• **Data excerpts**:
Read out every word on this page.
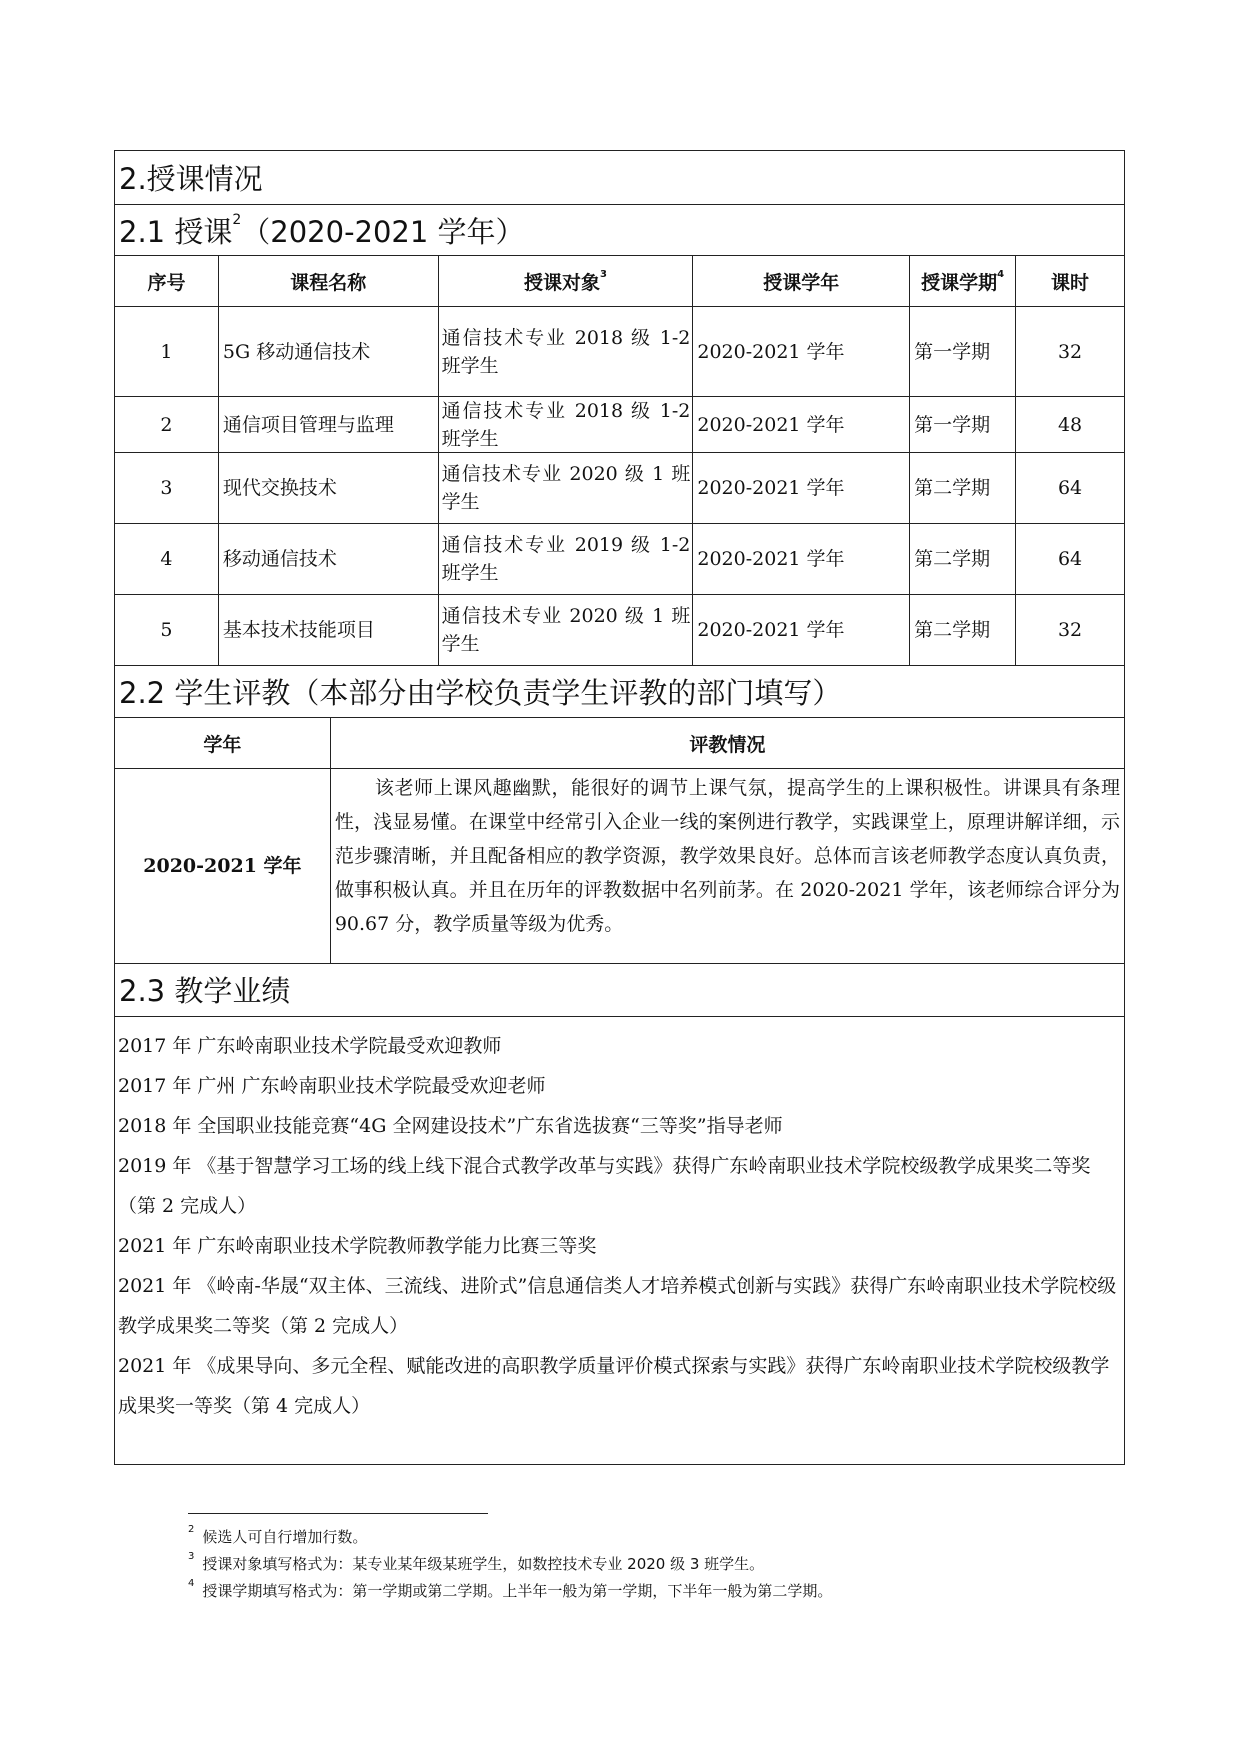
2.授课情况
2.1 授课$^2$ （2020-2021 学年）
序号	课程名称	授课对象$^3$	授课学年	授课学期$^4$	课时
1	5G 移动通信技术	通信技术专业 2018 级 1-2 班学生	2020-2021 学年	第一学期	32
2	通信项目管理与监理	通信技术专业 2018 级 1-2 班学生	2020-2021 学年	第一学期	48
3	现代交换技术	通信技术专业 2020 级 1 班学生	2020-2021 学年	第二学期	64
4	移动通信技术	通信技术专业 2019 级 1-2 班学生	2020-2021 学年	第二学期	64
5	基本技术技能项目	通信技术专业 2020 级 1 班学生	2020-2021 学年	第二学期	32
2.2 学生评教（本部分由学校负责学生评教的部门填写）
学年	评教情况
2020-2021 学年	该老师上课风趣幽默，能很好的调节上课气氛，提高学生的上课积极性。讲课具有条理性，浅显易懂。在课堂中经常引入企业一线的案例进行教学，实践课堂上，原理讲解详细，示范步骤清晰，并且配备相应的教学资源，教学效果良好。总体而言该老师教学态度认真负责，做事积极认真。并且在历年的评教数据中名列前茅。在 2020-2021 学年，该老师综合评分为 90.67 分，教学质量等级为优秀。
2.3 教学业绩

2017 年 广东岭南职业技术学院最受欢迎教师

2017 年 广州 广东岭南职业技术学院最受欢迎老师

2018 年 全国职业技能竞赛“4G 全网建设技术”广东省选拔赛“三等奖”指导老师

2019 年 《基于智慧学习工场的线上线下混合式教学改革与实践》获得广东岭南职业技术学院校级教学成果奖二等奖（第 2 完成人）

2021 年 广东岭南职业技术学院教师教学能力比赛三等奖

2021 年 《岭南-华晟“双主体、三流线、进阶式”信息通信类人才培养模式创新与实践》获得广东岭南职业技术学院校级教学成果奖二等奖（第 2 完成人）

2021 年 《成果导向、多元全程、赋能改进的高职教学质量评价模式探索与实践》获得广东岭南职业技术学院校级教学成果奖一等奖（第 4 完成人）

$^2$ 候选人可自行增加行数。
$^3$ 授课对象填写格式为：某专业某年级某班学生，如数控技术专业 2020 级 3 班学生。
$^4$ 授课学期填写格式为：第一学期或第二学期。上半年一般为第一学期，下半年一般为第二学期。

• **DIRECTION**: Repeat the material exactly as it reads, without any of its pictures.

• **COMPLETE RESPONSE**:
Read out every word on this page.
2.授课情况
2.1 授课$^2$ （2020-2021 学年）
序号	课程名称	授课对象$^3$	授课学年	授课学期$^4$	课时
1	5G 移动通信技术	通信技术专业 2018 级 1-2 班学生	2020-2021 学年	第一学期	32
2	通信项目管理与监理	通信技术专业 2018 级 1-2 班学生	2020-2021 学年	第一学期	48
3	现代交换技术	通信技术专业 2020 级 1 班学生	2020-2021 学年	第二学期	64
4	移动通信技术	通信技术专业 2019 级 1-2 班学生	2020-2021 学年	第二学期	64
5	基本技术技能项目	通信技术专业 2020 级 1 班学生	2020-2021 学年	第二学期	32
2.2 学生评教（本部分由学校负责学生评教的部门填写）
学年	评教情况
2020-2021 学年	该老师上课风趣幽默，能很好的调节上课气氛，提高学生的上课积极性。讲课具有条理性，浅显易懂。在课堂中经常引入企业一线的案例进行教学，实践课堂上，原理讲解详细，示范步骤清晰，并且配备相应的教学资源，教学效果良好。总体而言该老师教学态度认真负责，做事积极认真。并且在历年的评教数据中名列前茅。在 2020-2021 学年，该老师综合评分为 90.67 分，教学质量等级为优秀。
2.3 教学业绩

2017 年 广东岭南职业技术学院最受欢迎教师

2017 年 广州 广东岭南职业技术学院最受欢迎老师

2018 年 全国职业技能竞赛“4G 全网建设技术”广东省选拔赛“三等奖”指导老师

2019 年 《基于智慧学习工场的线上线下混合式教学改革与实践》获得广东岭南职业技术学院校级教学成果奖二等奖（第 2 完成人）

2021 年 广东岭南职业技术学院教师教学能力比赛三等奖

2021 年 《岭南-华晟“双主体、三流线、进阶式”信息通信类人才培养模式创新与实践》获得广东岭南职业技术学院校级教学成果奖二等奖（第 2 完成人）

2021 年 《成果导向、多元全程、赋能改进的高职教学质量评价模式探索与实践》获得广东岭南职业技术学院校级教学成果奖一等奖（第 4 完成人）

$^2$ 候选人可自行增加行数。
$^3$ 授课对象填写格式为：某专业某年级某班学生，如数控技术专业 2020 级 3 班学生。
$^4$ 授课学期填写格式为：第一学期或第二学期。上半年一般为第一学期，下半年一般为第二学期。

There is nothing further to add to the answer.